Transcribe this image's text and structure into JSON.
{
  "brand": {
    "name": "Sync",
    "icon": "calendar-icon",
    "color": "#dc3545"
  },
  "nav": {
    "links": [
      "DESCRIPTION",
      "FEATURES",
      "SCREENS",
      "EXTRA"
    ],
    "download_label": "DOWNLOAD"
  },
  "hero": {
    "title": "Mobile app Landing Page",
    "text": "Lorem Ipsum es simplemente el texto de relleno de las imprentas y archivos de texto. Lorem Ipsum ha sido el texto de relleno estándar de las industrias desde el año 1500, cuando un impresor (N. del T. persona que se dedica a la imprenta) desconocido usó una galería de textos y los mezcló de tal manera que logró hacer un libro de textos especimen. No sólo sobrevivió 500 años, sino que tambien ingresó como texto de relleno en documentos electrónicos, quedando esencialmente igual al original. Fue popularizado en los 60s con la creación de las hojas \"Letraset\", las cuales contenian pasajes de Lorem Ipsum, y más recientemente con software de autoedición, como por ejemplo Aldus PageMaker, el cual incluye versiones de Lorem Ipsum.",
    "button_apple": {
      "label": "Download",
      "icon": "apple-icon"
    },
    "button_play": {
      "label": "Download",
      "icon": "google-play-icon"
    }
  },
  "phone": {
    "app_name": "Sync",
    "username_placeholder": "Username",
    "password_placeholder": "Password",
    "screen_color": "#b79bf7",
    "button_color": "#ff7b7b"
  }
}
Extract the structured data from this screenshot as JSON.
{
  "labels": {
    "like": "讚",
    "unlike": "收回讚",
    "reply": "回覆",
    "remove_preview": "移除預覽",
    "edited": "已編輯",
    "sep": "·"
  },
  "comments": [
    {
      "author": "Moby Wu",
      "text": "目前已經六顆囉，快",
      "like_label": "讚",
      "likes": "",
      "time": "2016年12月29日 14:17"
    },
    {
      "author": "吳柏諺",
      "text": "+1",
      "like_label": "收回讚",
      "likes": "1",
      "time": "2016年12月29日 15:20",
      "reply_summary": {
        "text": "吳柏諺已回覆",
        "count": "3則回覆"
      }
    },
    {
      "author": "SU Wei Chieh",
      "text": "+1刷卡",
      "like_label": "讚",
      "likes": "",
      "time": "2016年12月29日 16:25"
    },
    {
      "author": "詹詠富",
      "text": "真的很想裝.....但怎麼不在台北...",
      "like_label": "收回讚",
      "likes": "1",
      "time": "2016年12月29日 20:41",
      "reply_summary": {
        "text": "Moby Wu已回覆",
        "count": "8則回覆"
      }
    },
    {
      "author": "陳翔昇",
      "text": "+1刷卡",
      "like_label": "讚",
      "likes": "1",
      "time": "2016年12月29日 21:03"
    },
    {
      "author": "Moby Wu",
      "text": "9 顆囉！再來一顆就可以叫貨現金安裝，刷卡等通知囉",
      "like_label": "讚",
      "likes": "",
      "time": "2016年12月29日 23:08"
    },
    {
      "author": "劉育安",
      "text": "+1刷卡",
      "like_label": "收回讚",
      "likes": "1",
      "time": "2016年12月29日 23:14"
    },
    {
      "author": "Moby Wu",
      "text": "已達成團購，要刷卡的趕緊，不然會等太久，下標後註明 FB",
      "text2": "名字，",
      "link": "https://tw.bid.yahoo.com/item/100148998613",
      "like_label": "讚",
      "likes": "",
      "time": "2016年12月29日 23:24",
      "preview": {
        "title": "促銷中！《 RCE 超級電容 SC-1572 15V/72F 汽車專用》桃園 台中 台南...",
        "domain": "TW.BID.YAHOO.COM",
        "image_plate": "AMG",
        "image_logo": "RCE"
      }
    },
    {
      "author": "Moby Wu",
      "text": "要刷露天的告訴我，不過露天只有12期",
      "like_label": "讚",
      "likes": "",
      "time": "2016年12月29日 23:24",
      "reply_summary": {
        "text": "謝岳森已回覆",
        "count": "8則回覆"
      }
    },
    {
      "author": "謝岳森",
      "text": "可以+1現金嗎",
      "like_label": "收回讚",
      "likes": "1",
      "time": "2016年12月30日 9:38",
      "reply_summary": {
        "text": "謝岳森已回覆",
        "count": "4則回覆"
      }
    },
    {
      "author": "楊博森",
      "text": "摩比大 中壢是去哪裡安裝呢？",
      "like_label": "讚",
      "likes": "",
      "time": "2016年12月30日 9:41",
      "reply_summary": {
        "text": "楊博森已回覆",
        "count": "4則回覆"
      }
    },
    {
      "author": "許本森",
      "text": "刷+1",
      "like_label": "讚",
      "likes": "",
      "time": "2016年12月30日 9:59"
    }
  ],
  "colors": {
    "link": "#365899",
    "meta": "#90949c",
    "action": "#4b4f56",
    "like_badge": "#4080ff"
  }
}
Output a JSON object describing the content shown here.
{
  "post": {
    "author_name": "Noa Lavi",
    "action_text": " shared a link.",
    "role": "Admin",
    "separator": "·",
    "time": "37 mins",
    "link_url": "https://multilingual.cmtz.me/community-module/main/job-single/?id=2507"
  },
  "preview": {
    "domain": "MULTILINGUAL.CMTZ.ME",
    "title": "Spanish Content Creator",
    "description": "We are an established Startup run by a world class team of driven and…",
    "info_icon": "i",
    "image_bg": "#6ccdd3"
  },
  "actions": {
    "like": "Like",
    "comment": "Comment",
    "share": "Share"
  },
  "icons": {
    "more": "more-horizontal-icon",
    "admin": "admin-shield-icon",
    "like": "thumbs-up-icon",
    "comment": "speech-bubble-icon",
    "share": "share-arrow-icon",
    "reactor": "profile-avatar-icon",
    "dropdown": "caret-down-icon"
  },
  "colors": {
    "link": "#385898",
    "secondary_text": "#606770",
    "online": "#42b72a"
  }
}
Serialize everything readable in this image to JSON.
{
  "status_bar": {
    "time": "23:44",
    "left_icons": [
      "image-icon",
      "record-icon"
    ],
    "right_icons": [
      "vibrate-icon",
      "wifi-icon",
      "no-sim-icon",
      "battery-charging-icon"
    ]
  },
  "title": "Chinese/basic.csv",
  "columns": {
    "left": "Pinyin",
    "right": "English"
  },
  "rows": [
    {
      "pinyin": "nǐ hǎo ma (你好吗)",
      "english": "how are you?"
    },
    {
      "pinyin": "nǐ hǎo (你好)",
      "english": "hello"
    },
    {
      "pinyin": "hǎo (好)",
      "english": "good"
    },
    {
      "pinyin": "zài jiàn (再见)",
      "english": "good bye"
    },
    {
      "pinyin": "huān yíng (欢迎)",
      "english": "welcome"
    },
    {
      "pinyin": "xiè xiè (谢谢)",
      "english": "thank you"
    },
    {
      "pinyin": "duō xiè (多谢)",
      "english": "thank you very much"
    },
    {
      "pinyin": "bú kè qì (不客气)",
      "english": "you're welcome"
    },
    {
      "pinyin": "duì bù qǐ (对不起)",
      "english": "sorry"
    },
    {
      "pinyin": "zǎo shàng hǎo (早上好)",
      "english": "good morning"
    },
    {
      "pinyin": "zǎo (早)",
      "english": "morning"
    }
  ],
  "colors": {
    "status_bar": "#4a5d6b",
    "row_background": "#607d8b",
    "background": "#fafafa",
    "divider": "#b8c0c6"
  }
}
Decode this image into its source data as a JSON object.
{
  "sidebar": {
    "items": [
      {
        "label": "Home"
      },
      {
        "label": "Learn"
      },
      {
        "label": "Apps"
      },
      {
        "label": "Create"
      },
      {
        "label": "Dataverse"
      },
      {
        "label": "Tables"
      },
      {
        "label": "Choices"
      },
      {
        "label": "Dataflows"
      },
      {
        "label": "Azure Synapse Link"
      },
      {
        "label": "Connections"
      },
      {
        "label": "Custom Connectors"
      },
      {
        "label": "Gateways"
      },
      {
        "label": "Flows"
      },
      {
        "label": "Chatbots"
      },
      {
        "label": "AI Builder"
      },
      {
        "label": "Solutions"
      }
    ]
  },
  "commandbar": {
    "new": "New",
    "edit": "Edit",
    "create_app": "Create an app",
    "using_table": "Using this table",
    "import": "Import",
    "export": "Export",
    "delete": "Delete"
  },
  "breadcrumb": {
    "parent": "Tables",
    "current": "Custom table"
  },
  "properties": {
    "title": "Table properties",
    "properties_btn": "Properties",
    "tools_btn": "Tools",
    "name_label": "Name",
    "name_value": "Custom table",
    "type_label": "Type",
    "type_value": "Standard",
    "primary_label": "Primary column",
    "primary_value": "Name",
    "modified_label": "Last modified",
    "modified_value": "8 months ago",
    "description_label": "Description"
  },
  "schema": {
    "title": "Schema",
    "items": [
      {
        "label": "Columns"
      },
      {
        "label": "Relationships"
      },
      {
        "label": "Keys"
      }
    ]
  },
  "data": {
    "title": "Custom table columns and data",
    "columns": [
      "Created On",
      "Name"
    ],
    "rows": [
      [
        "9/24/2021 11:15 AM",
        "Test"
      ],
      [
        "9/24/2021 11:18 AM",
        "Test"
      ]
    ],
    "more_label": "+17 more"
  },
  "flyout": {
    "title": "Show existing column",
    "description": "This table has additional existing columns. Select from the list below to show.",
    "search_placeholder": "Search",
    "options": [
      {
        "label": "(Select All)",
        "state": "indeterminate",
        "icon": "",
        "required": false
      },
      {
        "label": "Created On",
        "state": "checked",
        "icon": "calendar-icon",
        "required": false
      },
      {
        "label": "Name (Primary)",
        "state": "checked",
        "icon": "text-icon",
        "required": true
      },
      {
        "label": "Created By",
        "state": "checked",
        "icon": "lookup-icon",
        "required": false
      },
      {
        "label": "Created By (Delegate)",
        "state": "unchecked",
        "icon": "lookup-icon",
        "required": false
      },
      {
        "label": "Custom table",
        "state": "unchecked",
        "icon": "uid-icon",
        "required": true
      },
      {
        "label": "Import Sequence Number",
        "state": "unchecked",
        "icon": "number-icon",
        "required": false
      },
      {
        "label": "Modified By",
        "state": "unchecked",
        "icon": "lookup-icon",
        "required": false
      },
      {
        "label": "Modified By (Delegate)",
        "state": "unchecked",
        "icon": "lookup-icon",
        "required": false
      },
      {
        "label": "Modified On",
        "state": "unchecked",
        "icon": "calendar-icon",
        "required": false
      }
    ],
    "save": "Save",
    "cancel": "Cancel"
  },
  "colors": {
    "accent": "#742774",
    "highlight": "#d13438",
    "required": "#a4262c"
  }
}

■ ■ ■ ■ ■

■ Exercise objective
Find "Select". Copy every line it occurs in.

■ Answer for this exercise
    "description": "This table has additional existing columns. Select from the list below to show.",
        "label": "(Select All)",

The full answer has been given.